_Exercises_:
• a. In the post on attachment, what does the rising sun not add when it tinges a building or illuminates a quadrant of the sky?
• b. From the post on attachment, restate the passage starting with "Practice, Practice, Practice" and going on through "from being alive.", switching "death trap" to "prison".
• c. Check each statement against the post on attachment, answering yes or no and quoting the deciding words: (i) The writer tries to begin with themselves. (ii) The rising sun has meaning in its relationships to everything it reaches. (iii) Attachment to conditions gives meaning.

_Document_:
---*---

Tuesday, June 15, 2010

Practice, Practice, Practice

At what point can I release attachment and simply accept without judgment? I try to begin with myself. Maybe that's the hardest place to start, maybe it's the only place to start. The rising sun doesn't have meaning in its relationships to everything it reaches. It tinges this building or illuminates that quadrant of the sky without adding significance. It is the mind that bestows the myriad stories of soul and heart, of life giving force or cruel burning heat to that rising sun. Infinite beauties and poetic forms inhabit the mind, right alongside the darkest most destructive forms. Attachment to conditions gives meaning, and can turn quickly into a death trap, literally or figuratively. I think conflict is as easily about being wrong as about being right. Either way, the attachment cuts me off from being alive.

---*---

_Supplied information_:
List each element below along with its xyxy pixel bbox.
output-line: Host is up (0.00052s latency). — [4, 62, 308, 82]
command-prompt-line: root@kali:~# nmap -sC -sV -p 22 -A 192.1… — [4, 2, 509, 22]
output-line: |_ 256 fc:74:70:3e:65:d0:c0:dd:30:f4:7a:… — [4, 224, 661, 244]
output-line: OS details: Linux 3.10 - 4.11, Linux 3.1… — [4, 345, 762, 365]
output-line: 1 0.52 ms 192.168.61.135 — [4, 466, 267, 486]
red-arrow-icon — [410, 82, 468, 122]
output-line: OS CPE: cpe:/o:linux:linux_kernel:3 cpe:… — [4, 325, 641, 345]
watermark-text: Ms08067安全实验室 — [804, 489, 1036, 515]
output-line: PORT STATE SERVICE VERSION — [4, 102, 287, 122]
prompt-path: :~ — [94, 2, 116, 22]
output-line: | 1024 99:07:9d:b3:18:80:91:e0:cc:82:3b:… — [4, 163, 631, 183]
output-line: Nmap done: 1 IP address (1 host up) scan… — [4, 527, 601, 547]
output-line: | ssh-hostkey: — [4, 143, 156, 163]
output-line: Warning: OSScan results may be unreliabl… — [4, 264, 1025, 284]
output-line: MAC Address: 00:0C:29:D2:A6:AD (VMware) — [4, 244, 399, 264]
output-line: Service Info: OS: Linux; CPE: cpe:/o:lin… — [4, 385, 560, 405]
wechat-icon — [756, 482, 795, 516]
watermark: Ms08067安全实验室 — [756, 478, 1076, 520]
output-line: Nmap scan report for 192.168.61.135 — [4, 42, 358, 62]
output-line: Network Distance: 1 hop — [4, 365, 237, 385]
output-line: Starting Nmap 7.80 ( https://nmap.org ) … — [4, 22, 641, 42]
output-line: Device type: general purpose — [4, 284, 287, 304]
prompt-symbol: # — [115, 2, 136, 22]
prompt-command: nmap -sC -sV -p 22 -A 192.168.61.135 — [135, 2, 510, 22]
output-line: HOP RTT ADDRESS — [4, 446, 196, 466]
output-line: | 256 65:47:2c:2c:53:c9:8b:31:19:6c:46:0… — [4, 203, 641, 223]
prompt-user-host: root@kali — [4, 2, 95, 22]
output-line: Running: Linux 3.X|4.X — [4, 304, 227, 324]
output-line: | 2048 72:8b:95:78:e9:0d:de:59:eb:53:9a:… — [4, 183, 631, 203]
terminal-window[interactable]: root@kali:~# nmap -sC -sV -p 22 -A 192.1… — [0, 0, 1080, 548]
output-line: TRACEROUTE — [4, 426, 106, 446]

---*---

_Solution set_:
• a. Significance.

• b.
Practice, Practice, Practice

At what point can I release attachment and simply accept without judgment? I try to begin with myself. Maybe that's the hardest place to start, maybe it's the only place to start. The rising sun doesn't have meaning in its relationships to everything it reaches. It tinges this building or illuminates that quadrant of the sky without adding significance. It is the mind that bestows the myriad stories of soul and heart, of life giving force or cruel burning heat to that rising sun. Infinite beauties and poetic forms inhabit the mind, right alongside the darkest most destructive forms. Attachment to conditions gives meaning, and can turn quickly into a prison, literally or figuratively. I think conflict is as easily about being wrong as about being right. Either way, the attachment cuts me off from being alive.

• c.
(i) Yes: "I try to begin with myself."
(ii) No: "The rising sun doesn't have meaning in its relationships to everything it reaches."
(iii) Yes: "Attachment to conditions gives meaning"